> WHAT YOU WILL DO: Copy out every line that contains the word "Open".

> DATA:
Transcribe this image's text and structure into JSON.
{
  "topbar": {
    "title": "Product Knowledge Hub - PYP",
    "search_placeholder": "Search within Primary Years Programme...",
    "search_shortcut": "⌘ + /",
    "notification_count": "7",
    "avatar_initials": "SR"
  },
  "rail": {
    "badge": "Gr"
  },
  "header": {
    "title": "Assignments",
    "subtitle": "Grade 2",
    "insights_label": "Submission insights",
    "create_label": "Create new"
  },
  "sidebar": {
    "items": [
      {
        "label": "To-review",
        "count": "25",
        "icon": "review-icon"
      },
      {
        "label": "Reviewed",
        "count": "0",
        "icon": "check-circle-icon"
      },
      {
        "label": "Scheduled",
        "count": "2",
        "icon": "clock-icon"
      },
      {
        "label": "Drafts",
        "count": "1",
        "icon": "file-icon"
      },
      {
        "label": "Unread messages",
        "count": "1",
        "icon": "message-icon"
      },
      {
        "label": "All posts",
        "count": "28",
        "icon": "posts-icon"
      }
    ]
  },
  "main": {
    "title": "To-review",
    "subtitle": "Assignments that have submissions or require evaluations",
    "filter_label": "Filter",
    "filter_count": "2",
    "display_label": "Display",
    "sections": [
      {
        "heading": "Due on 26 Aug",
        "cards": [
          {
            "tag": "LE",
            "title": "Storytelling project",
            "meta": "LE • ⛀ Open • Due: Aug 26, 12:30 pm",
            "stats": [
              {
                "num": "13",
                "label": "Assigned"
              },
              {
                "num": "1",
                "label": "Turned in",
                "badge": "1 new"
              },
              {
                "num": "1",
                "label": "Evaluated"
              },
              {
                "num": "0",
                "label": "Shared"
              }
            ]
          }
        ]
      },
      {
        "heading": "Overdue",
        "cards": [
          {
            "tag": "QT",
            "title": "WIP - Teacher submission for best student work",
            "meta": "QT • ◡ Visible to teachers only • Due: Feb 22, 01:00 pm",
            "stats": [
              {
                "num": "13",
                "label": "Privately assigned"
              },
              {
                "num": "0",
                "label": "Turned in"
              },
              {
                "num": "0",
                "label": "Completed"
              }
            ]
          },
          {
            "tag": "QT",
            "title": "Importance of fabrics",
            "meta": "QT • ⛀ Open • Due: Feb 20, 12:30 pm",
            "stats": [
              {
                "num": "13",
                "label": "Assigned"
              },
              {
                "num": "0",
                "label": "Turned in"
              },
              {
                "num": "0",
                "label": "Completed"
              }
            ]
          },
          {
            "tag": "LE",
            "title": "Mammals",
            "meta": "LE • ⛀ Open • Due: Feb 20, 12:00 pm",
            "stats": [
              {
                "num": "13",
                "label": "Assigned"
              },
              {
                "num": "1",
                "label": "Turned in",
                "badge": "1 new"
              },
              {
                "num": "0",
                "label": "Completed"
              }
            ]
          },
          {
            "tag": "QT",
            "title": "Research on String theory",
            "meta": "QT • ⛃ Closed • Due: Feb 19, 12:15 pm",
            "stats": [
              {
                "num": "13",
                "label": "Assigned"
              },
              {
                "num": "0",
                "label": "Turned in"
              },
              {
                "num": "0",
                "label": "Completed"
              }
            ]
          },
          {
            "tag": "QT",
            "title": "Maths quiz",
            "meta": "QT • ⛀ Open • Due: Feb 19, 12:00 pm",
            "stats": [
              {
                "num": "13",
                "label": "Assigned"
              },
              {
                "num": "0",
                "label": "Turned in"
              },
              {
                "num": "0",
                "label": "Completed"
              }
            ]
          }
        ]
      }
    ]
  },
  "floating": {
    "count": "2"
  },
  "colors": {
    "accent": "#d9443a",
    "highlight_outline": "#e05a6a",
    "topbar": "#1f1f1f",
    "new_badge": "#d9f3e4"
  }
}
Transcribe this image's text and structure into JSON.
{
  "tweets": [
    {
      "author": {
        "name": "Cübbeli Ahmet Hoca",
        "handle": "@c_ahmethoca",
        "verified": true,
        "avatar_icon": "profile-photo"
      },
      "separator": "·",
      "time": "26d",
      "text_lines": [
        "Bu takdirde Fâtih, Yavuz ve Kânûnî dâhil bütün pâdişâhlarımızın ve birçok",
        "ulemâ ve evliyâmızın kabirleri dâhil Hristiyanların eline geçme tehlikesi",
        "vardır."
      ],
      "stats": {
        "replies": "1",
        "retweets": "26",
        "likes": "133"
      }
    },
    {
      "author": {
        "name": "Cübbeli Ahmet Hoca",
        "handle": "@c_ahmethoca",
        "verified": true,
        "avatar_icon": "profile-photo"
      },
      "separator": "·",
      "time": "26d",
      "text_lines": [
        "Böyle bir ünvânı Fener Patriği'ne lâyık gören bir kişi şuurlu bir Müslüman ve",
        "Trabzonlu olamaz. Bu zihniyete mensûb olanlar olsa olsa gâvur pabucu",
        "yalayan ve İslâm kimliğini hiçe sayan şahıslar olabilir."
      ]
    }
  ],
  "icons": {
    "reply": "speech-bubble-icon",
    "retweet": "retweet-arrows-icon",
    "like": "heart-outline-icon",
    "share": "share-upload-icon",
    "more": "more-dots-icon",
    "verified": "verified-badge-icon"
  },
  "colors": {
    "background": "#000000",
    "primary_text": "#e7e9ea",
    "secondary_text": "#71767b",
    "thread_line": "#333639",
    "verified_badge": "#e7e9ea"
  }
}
* * *
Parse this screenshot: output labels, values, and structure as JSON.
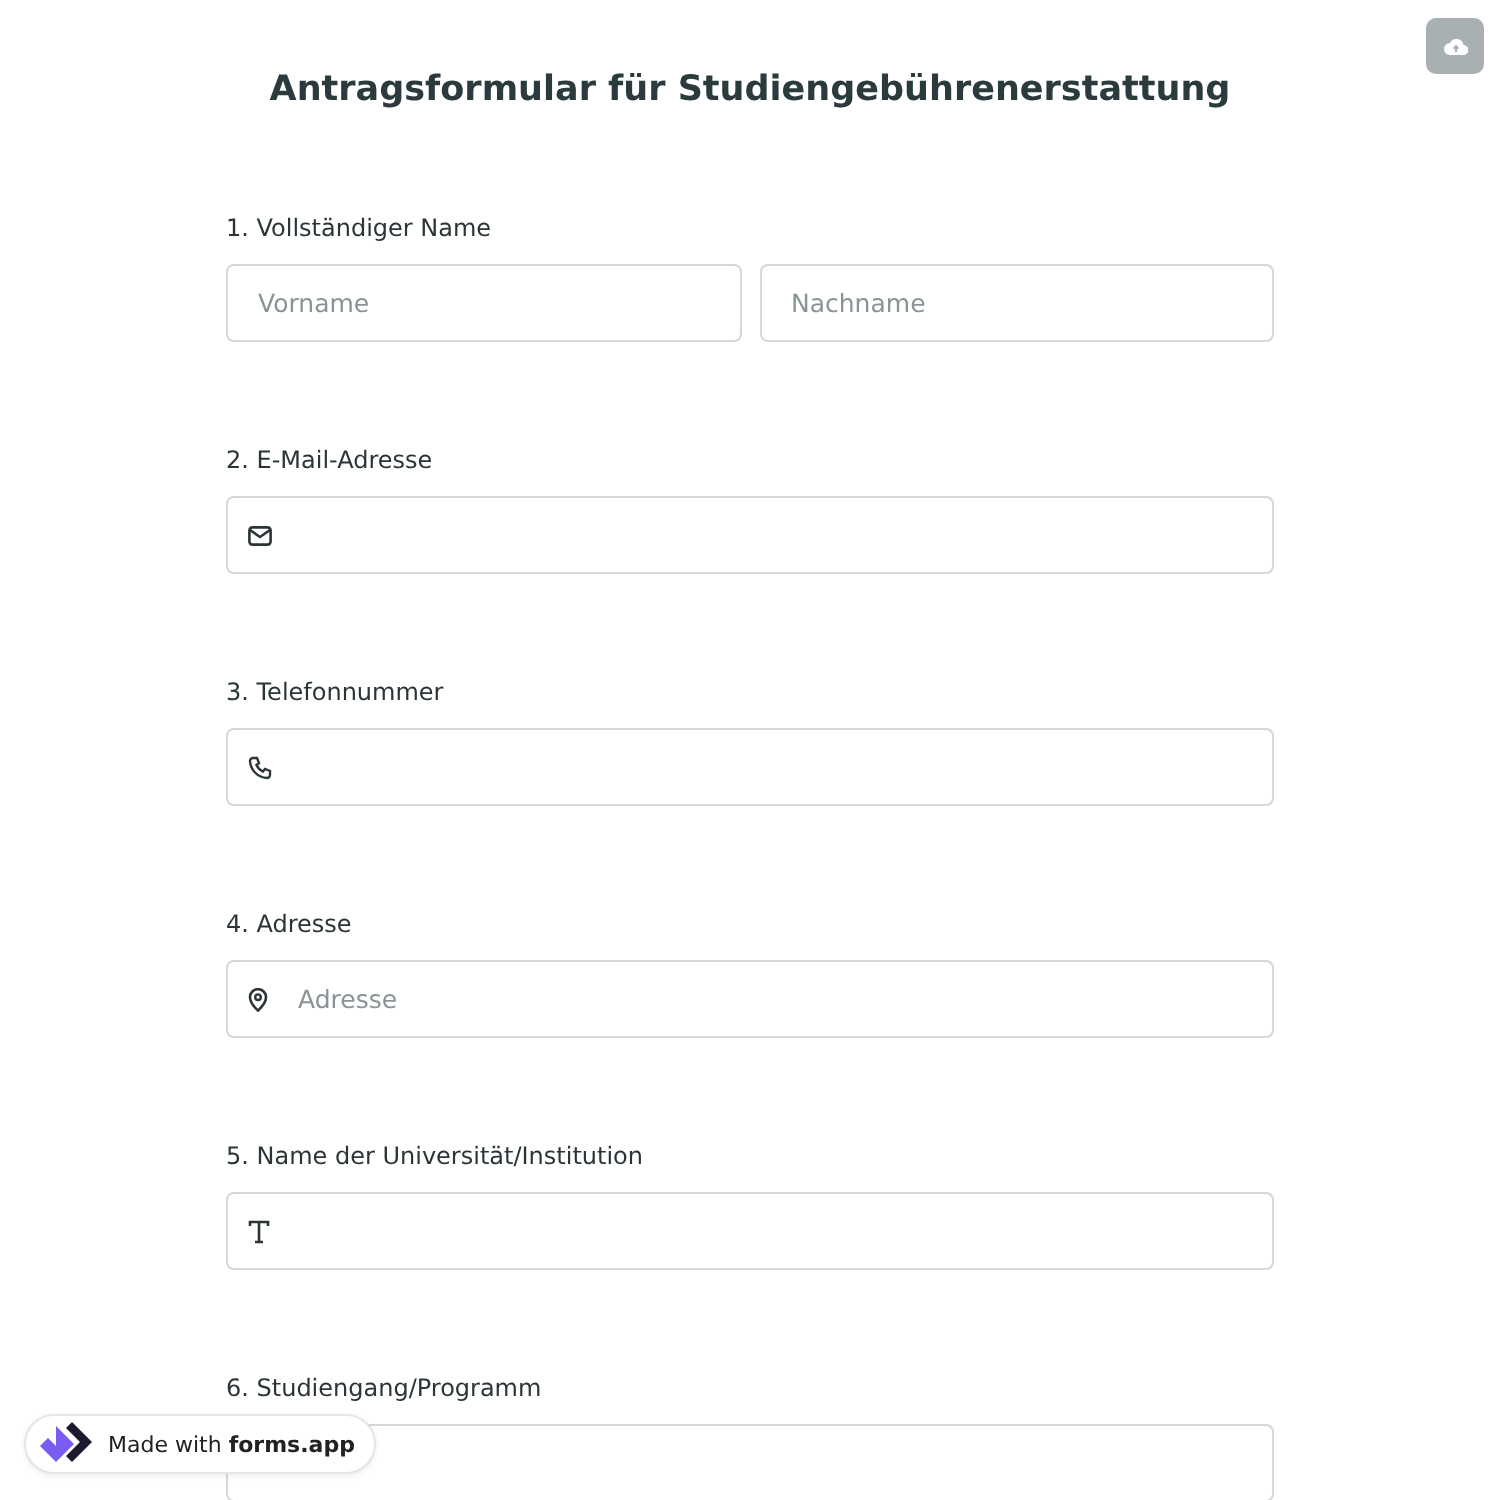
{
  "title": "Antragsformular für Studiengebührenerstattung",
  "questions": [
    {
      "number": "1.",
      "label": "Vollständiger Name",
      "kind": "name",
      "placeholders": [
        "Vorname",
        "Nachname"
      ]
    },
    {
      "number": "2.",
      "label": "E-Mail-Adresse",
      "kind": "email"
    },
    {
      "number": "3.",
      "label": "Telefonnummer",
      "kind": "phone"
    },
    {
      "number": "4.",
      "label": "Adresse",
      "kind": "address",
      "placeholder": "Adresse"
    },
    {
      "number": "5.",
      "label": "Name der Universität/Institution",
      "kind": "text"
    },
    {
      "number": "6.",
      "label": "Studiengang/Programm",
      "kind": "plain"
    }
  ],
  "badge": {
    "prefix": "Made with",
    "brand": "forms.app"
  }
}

> FINAL ANSWER:
            "meta": "LE • ⛀ Open • Due: Aug 26, 12:30 pm",
            "meta": "QT • ⛀ Open • Due: Feb 20, 12:30 pm",
            "meta": "LE • ⛀ Open • Due: Feb 20, 12:00 pm",
            "meta": "QT • ⛀ Open • Due: Feb 19, 12:00 pm",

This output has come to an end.